▸ Exercise data
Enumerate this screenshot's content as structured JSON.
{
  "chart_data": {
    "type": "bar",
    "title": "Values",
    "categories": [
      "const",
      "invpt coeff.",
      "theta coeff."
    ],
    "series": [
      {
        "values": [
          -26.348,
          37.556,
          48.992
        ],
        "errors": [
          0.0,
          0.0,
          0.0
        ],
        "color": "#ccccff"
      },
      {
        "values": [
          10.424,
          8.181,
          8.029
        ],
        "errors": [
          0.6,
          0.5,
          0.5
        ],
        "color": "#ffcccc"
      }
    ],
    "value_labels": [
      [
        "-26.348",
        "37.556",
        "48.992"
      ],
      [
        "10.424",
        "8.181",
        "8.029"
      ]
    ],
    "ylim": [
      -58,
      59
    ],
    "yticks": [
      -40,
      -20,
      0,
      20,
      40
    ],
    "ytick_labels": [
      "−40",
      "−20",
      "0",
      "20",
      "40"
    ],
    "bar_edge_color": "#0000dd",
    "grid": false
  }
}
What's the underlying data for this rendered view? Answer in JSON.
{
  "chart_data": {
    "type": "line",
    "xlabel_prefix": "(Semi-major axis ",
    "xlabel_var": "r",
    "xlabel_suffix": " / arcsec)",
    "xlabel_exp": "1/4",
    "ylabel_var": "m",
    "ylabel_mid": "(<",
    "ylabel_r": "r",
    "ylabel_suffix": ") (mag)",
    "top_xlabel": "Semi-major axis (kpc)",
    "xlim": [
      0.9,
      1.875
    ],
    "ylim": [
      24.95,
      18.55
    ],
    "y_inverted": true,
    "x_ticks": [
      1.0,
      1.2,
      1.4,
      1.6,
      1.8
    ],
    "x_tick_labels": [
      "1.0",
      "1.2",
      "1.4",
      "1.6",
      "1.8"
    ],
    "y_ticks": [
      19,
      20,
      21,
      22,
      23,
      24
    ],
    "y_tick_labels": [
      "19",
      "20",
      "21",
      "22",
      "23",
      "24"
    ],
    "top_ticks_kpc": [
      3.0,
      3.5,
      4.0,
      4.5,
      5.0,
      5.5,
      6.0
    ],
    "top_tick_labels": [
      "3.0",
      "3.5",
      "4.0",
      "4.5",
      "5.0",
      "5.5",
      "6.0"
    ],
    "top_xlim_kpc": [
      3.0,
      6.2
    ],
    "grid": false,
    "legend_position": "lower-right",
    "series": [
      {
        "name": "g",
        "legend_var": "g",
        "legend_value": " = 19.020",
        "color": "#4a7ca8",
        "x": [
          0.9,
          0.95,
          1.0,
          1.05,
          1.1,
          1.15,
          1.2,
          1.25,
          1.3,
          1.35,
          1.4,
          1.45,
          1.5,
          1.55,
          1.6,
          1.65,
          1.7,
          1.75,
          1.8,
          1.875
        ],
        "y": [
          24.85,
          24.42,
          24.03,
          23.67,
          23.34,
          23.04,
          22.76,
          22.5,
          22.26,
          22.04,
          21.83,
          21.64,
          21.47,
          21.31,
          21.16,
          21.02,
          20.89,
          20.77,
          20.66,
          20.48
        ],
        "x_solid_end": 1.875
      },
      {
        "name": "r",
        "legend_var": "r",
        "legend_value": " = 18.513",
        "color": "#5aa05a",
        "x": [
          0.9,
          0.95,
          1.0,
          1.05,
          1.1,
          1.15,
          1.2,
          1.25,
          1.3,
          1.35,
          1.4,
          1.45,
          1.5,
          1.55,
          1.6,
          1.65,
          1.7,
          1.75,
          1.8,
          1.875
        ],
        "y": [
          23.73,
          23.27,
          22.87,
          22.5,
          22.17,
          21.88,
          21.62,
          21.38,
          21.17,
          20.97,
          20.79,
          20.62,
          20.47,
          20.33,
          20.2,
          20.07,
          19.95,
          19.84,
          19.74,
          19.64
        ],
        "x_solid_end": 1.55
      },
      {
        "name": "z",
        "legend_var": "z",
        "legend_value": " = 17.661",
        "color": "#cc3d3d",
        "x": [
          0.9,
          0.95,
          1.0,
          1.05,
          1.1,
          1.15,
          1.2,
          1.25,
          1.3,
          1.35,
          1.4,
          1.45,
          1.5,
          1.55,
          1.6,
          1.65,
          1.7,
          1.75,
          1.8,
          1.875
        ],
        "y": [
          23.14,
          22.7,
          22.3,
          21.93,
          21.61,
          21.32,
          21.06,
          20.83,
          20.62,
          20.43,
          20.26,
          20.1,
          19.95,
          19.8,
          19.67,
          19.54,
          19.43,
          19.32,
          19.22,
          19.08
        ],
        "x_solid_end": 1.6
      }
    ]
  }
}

▸ Work required
From the listing above, copy every line that includes the word "axis".

▸ Full answer
    "xlabel_prefix": "(Semi-major axis ",
    "top_xlabel": "Semi-major axis (kpc)",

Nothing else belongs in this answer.